| Brief |
Using the records below, locate all lines containing "observed" and return them.

| Entries shown |

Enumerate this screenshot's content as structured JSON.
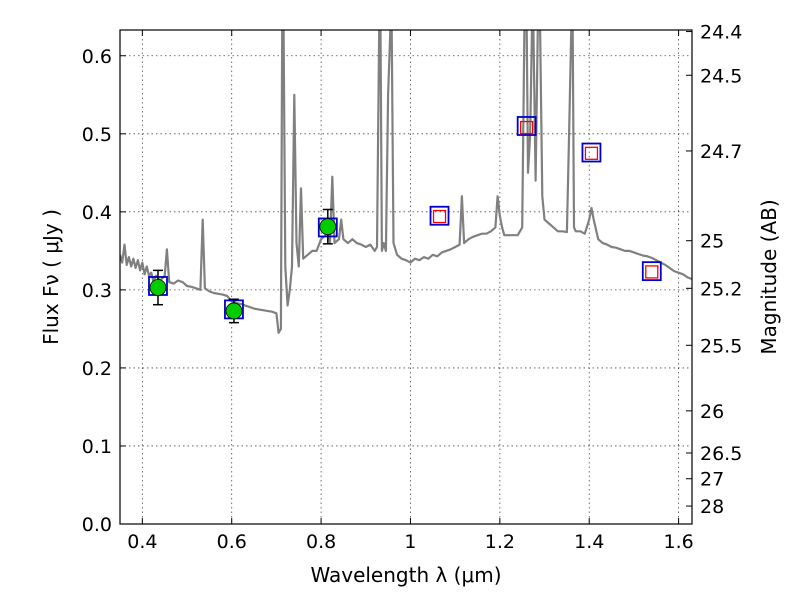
{
  "chart_data": {
    "type": "line",
    "xlabel": "Wavelength  λ (μm)",
    "ylabel": "Flux  Fν  ( μJy )",
    "ylabel_right": "Magnitude (AB)",
    "xlim": [
      0.35,
      1.63
    ],
    "ylim": [
      0.0,
      0.633
    ],
    "grid": true,
    "x_ticks": [
      0.4,
      0.6,
      0.8,
      1.0,
      1.2,
      1.4,
      1.6
    ],
    "x_tick_labels": [
      "0.4",
      "0.6",
      "0.8",
      "1",
      "1.2",
      "1.4",
      "1.6"
    ],
    "y_ticks": [
      0.0,
      0.1,
      0.2,
      0.3,
      0.4,
      0.5,
      0.6
    ],
    "y_tick_labels": [
      "0.0",
      "0.1",
      "0.2",
      "0.3",
      "0.4",
      "0.5",
      "0.6"
    ],
    "right_ticks": [
      {
        "label": "24.4",
        "flux": 0.631
      },
      {
        "label": "24.5",
        "flux": 0.575
      },
      {
        "label": "24.7",
        "flux": 0.478
      },
      {
        "label": "25",
        "flux": 0.363
      },
      {
        "label": "25.2",
        "flux": 0.302
      },
      {
        "label": "25.5",
        "flux": 0.229
      },
      {
        "label": "26",
        "flux": 0.145
      },
      {
        "label": "26.5",
        "flux": 0.091
      },
      {
        "label": "27",
        "flux": 0.058
      },
      {
        "label": "28",
        "flux": 0.023
      }
    ],
    "series": [
      {
        "kind": "line",
        "color": "#808080",
        "points": [
          [
            0.35,
            0.345
          ],
          [
            0.355,
            0.335
          ],
          [
            0.36,
            0.358
          ],
          [
            0.365,
            0.332
          ],
          [
            0.37,
            0.342
          ],
          [
            0.375,
            0.33
          ],
          [
            0.38,
            0.34
          ],
          [
            0.385,
            0.328
          ],
          [
            0.39,
            0.338
          ],
          [
            0.395,
            0.325
          ],
          [
            0.4,
            0.335
          ],
          [
            0.405,
            0.32
          ],
          [
            0.41,
            0.33
          ],
          [
            0.415,
            0.318
          ],
          [
            0.42,
            0.322
          ],
          [
            0.425,
            0.31
          ],
          [
            0.43,
            0.318
          ],
          [
            0.44,
            0.312
          ],
          [
            0.45,
            0.318
          ],
          [
            0.455,
            0.352
          ],
          [
            0.46,
            0.31
          ],
          [
            0.47,
            0.308
          ],
          [
            0.48,
            0.312
          ],
          [
            0.49,
            0.31
          ],
          [
            0.5,
            0.305
          ],
          [
            0.51,
            0.304
          ],
          [
            0.52,
            0.302
          ],
          [
            0.53,
            0.3
          ],
          [
            0.535,
            0.39
          ],
          [
            0.54,
            0.302
          ],
          [
            0.55,
            0.298
          ],
          [
            0.56,
            0.296
          ],
          [
            0.57,
            0.295
          ],
          [
            0.58,
            0.294
          ],
          [
            0.59,
            0.292
          ],
          [
            0.6,
            0.285
          ],
          [
            0.61,
            0.283
          ],
          [
            0.62,
            0.282
          ],
          [
            0.63,
            0.28
          ],
          [
            0.64,
            0.278
          ],
          [
            0.65,
            0.276
          ],
          [
            0.66,
            0.275
          ],
          [
            0.67,
            0.274
          ],
          [
            0.68,
            0.273
          ],
          [
            0.69,
            0.272
          ],
          [
            0.7,
            0.27
          ],
          [
            0.705,
            0.245
          ],
          [
            0.71,
            0.25
          ],
          [
            0.713,
            0.635
          ],
          [
            0.716,
            0.635
          ],
          [
            0.72,
            0.33
          ],
          [
            0.725,
            0.28
          ],
          [
            0.73,
            0.3
          ],
          [
            0.735,
            0.33
          ],
          [
            0.74,
            0.55
          ],
          [
            0.745,
            0.36
          ],
          [
            0.75,
            0.33
          ],
          [
            0.755,
            0.43
          ],
          [
            0.76,
            0.34
          ],
          [
            0.77,
            0.345
          ],
          [
            0.78,
            0.35
          ],
          [
            0.79,
            0.35
          ],
          [
            0.8,
            0.365
          ],
          [
            0.81,
            0.37
          ],
          [
            0.815,
            0.385
          ],
          [
            0.82,
            0.36
          ],
          [
            0.825,
            0.445
          ],
          [
            0.83,
            0.36
          ],
          [
            0.84,
            0.365
          ],
          [
            0.845,
            0.39
          ],
          [
            0.85,
            0.365
          ],
          [
            0.86,
            0.36
          ],
          [
            0.87,
            0.365
          ],
          [
            0.88,
            0.36
          ],
          [
            0.89,
            0.358
          ],
          [
            0.9,
            0.355
          ],
          [
            0.91,
            0.358
          ],
          [
            0.92,
            0.35
          ],
          [
            0.925,
            0.355
          ],
          [
            0.93,
            0.635
          ],
          [
            0.933,
            0.635
          ],
          [
            0.936,
            0.35
          ],
          [
            0.94,
            0.36
          ],
          [
            0.945,
            0.35
          ],
          [
            0.95,
            0.55
          ],
          [
            0.955,
            0.635
          ],
          [
            0.958,
            0.635
          ],
          [
            0.962,
            0.36
          ],
          [
            0.97,
            0.345
          ],
          [
            0.98,
            0.34
          ],
          [
            0.99,
            0.338
          ],
          [
            1.0,
            0.335
          ],
          [
            1.01,
            0.34
          ],
          [
            1.02,
            0.338
          ],
          [
            1.03,
            0.342
          ],
          [
            1.04,
            0.34
          ],
          [
            1.05,
            0.345
          ],
          [
            1.06,
            0.343
          ],
          [
            1.07,
            0.348
          ],
          [
            1.08,
            0.35
          ],
          [
            1.09,
            0.352
          ],
          [
            1.1,
            0.355
          ],
          [
            1.11,
            0.358
          ],
          [
            1.115,
            0.42
          ],
          [
            1.12,
            0.36
          ],
          [
            1.13,
            0.365
          ],
          [
            1.14,
            0.368
          ],
          [
            1.15,
            0.37
          ],
          [
            1.16,
            0.372
          ],
          [
            1.17,
            0.372
          ],
          [
            1.18,
            0.375
          ],
          [
            1.19,
            0.38
          ],
          [
            1.195,
            0.42
          ],
          [
            1.2,
            0.395
          ],
          [
            1.205,
            0.38
          ],
          [
            1.21,
            0.37
          ],
          [
            1.22,
            0.37
          ],
          [
            1.23,
            0.37
          ],
          [
            1.24,
            0.37
          ],
          [
            1.25,
            0.38
          ],
          [
            1.255,
            0.635
          ],
          [
            1.26,
            0.635
          ],
          [
            1.263,
            0.45
          ],
          [
            1.268,
            0.5
          ],
          [
            1.272,
            0.635
          ],
          [
            1.275,
            0.635
          ],
          [
            1.28,
            0.44
          ],
          [
            1.285,
            0.635
          ],
          [
            1.29,
            0.635
          ],
          [
            1.295,
            0.42
          ],
          [
            1.3,
            0.39
          ],
          [
            1.31,
            0.385
          ],
          [
            1.32,
            0.38
          ],
          [
            1.33,
            0.375
          ],
          [
            1.34,
            0.375
          ],
          [
            1.35,
            0.374
          ],
          [
            1.355,
            0.5
          ],
          [
            1.36,
            0.635
          ],
          [
            1.363,
            0.635
          ],
          [
            1.366,
            0.38
          ],
          [
            1.37,
            0.375
          ],
          [
            1.38,
            0.375
          ],
          [
            1.39,
            0.372
          ],
          [
            1.4,
            0.39
          ],
          [
            1.405,
            0.405
          ],
          [
            1.41,
            0.39
          ],
          [
            1.42,
            0.365
          ],
          [
            1.43,
            0.36
          ],
          [
            1.44,
            0.358
          ],
          [
            1.45,
            0.355
          ],
          [
            1.46,
            0.354
          ],
          [
            1.47,
            0.352
          ],
          [
            1.48,
            0.35
          ],
          [
            1.49,
            0.35
          ],
          [
            1.5,
            0.348
          ],
          [
            1.51,
            0.346
          ],
          [
            1.52,
            0.344
          ],
          [
            1.53,
            0.343
          ],
          [
            1.54,
            0.341
          ],
          [
            1.55,
            0.338
          ],
          [
            1.56,
            0.335
          ],
          [
            1.57,
            0.332
          ],
          [
            1.58,
            0.328
          ],
          [
            1.59,
            0.324
          ],
          [
            1.6,
            0.322
          ],
          [
            1.61,
            0.32
          ],
          [
            1.62,
            0.316
          ],
          [
            1.63,
            0.314
          ]
        ]
      },
      {
        "kind": "model-photometry",
        "color": "#0000cc",
        "points": [
          [
            0.435,
            0.305
          ],
          [
            0.605,
            0.275
          ],
          [
            0.815,
            0.38
          ],
          [
            1.065,
            0.395
          ],
          [
            1.26,
            0.51
          ],
          [
            1.405,
            0.476
          ],
          [
            1.54,
            0.324
          ]
        ]
      },
      {
        "kind": "observed-detections",
        "color": "#00cc00",
        "points": [
          [
            0.435,
            0.303,
            0.022
          ],
          [
            0.605,
            0.273,
            0.015
          ],
          [
            0.815,
            0.381,
            0.022
          ]
        ]
      },
      {
        "kind": "observed-upper",
        "color": "#ff0000",
        "points": [
          [
            1.065,
            0.394
          ],
          [
            1.26,
            0.508
          ],
          [
            1.405,
            0.475
          ],
          [
            1.54,
            0.323
          ]
        ]
      }
    ]
  }
}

| Worked solution |
        "kind": "observed-detections",
        "kind": "observed-upper",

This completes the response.